Within the records below, find each line that holds the string "Interest", then copy it.

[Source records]
+++++
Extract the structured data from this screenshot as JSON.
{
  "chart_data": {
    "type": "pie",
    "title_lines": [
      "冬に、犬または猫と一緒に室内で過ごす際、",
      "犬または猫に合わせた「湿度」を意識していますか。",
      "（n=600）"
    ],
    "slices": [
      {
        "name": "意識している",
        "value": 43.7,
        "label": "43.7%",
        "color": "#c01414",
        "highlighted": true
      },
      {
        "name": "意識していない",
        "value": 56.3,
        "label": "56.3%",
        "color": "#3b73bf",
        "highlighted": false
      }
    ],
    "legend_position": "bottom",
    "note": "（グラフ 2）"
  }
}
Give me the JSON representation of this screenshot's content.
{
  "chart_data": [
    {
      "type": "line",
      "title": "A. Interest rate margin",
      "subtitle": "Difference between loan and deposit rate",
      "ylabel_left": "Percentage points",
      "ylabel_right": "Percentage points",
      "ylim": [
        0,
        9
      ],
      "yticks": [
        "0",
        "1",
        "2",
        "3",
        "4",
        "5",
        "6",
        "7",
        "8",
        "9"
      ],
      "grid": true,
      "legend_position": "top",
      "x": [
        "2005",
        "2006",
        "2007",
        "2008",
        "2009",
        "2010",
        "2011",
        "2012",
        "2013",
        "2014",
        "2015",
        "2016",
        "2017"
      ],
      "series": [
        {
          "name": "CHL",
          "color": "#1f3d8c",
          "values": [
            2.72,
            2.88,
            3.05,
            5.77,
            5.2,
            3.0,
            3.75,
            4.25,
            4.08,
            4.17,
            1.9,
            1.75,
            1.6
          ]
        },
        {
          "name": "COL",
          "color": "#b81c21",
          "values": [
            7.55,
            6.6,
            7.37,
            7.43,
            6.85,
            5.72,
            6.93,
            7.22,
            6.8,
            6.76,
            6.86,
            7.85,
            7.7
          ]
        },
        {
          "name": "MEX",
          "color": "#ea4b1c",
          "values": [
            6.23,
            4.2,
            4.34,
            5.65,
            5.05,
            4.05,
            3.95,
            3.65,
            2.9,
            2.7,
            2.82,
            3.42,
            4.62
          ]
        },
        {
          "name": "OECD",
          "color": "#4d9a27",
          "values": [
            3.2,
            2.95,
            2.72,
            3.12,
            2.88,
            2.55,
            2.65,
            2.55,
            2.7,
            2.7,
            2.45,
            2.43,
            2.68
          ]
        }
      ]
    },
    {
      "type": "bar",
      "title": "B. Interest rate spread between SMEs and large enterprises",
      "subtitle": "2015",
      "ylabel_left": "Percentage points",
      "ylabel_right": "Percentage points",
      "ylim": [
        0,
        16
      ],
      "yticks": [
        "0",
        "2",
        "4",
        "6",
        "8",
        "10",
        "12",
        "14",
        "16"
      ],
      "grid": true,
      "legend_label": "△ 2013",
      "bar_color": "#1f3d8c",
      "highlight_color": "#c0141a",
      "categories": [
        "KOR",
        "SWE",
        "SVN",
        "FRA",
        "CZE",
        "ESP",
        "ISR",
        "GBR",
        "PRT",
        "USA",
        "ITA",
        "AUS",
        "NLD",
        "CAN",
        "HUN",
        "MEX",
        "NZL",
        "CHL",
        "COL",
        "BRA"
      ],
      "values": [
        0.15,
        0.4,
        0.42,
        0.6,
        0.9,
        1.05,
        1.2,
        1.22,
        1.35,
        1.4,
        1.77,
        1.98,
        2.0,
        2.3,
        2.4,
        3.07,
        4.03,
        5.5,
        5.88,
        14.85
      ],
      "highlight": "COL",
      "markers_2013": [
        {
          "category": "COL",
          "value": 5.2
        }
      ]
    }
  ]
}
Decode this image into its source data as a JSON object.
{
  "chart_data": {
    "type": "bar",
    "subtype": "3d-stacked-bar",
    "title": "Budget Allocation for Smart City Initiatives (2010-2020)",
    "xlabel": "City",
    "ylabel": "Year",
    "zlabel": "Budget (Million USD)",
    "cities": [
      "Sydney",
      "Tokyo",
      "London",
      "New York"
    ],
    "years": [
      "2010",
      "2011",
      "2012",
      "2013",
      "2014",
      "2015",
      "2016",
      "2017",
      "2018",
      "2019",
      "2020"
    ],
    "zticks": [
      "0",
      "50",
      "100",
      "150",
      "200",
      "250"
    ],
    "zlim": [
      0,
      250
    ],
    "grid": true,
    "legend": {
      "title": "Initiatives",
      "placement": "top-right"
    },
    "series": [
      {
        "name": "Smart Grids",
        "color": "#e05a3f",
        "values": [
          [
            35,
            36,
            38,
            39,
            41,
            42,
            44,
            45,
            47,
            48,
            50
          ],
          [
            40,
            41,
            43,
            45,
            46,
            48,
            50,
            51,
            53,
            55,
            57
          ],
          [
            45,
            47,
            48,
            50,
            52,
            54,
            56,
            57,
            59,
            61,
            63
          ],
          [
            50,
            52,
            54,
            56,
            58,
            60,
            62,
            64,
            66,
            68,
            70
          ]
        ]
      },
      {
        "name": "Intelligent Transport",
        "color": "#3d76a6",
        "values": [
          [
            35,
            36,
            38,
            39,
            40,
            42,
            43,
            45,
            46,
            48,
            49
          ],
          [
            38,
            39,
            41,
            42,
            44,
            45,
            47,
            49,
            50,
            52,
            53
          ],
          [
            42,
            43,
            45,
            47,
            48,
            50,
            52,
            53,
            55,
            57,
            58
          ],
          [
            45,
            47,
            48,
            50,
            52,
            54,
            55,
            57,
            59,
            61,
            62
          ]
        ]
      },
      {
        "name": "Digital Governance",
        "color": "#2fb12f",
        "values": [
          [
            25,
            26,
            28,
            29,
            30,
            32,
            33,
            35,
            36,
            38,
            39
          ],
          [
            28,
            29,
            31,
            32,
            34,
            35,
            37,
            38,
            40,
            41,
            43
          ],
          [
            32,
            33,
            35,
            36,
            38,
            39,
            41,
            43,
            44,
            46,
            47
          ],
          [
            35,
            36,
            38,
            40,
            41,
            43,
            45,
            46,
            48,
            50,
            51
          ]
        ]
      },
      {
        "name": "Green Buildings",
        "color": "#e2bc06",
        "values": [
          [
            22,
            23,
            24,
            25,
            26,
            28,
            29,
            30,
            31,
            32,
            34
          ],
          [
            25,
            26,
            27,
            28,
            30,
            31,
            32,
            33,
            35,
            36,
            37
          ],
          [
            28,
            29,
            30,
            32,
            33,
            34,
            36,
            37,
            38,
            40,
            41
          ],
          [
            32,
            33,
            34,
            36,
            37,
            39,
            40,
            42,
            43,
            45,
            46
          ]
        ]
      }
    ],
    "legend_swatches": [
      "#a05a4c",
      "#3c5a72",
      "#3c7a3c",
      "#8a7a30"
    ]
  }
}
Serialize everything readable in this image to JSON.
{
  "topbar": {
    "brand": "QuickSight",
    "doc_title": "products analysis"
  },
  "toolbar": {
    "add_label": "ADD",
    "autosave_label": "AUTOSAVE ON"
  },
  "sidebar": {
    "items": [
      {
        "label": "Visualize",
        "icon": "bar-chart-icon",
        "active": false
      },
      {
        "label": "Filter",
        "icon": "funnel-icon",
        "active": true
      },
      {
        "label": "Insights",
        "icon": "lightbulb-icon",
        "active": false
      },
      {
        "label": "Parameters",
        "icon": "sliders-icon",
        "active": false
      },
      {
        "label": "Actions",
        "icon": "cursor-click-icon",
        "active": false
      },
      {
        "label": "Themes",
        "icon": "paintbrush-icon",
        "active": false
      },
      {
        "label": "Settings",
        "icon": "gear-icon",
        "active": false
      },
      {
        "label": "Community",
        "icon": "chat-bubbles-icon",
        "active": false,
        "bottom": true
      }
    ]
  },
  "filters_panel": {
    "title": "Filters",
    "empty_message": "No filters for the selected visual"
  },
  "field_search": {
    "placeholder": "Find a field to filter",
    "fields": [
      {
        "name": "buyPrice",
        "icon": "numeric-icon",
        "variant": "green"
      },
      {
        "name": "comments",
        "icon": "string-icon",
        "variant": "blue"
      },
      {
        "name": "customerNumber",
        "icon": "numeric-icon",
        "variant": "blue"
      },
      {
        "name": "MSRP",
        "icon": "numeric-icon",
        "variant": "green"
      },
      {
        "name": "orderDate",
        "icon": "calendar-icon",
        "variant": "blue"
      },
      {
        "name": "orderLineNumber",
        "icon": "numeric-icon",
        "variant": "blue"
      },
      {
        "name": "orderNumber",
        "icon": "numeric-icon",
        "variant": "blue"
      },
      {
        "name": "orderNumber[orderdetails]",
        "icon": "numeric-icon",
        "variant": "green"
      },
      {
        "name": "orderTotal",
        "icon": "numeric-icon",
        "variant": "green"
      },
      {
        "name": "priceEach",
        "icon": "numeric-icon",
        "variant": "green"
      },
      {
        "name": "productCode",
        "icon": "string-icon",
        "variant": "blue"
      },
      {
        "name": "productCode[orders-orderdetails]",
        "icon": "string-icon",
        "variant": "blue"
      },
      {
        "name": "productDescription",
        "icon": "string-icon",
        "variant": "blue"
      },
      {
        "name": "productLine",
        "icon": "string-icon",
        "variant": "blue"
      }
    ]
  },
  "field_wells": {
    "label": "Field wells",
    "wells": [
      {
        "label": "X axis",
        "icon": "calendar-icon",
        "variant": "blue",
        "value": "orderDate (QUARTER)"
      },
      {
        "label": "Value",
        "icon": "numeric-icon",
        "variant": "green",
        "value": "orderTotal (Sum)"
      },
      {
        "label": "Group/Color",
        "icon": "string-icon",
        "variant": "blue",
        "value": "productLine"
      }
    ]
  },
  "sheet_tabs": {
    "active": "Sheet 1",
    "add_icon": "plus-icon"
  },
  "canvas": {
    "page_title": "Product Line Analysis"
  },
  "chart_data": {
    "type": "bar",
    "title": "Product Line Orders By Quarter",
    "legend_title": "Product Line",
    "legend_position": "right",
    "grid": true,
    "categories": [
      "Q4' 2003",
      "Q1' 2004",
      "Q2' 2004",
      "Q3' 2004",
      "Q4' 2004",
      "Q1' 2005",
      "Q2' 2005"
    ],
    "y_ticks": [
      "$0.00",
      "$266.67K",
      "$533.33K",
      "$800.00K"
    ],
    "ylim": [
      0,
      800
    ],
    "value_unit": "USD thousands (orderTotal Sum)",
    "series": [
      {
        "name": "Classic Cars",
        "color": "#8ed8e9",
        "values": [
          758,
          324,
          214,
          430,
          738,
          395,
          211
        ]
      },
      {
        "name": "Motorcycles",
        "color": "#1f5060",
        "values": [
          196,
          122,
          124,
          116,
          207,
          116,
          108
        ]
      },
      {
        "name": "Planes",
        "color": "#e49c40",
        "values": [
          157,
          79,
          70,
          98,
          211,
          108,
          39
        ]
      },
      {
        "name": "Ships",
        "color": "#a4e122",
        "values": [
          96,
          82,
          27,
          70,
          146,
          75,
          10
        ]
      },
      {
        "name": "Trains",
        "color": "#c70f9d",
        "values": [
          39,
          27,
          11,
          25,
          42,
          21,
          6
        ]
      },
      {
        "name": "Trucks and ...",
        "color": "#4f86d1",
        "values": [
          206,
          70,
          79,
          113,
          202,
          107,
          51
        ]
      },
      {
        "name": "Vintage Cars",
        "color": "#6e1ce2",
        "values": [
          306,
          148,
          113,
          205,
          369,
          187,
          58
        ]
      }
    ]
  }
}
+++++
- _Response for this exercise_:
      "title": "A. Interest rate margin",
      "title": "B. Interest rate spread between SMEs and large enterprises",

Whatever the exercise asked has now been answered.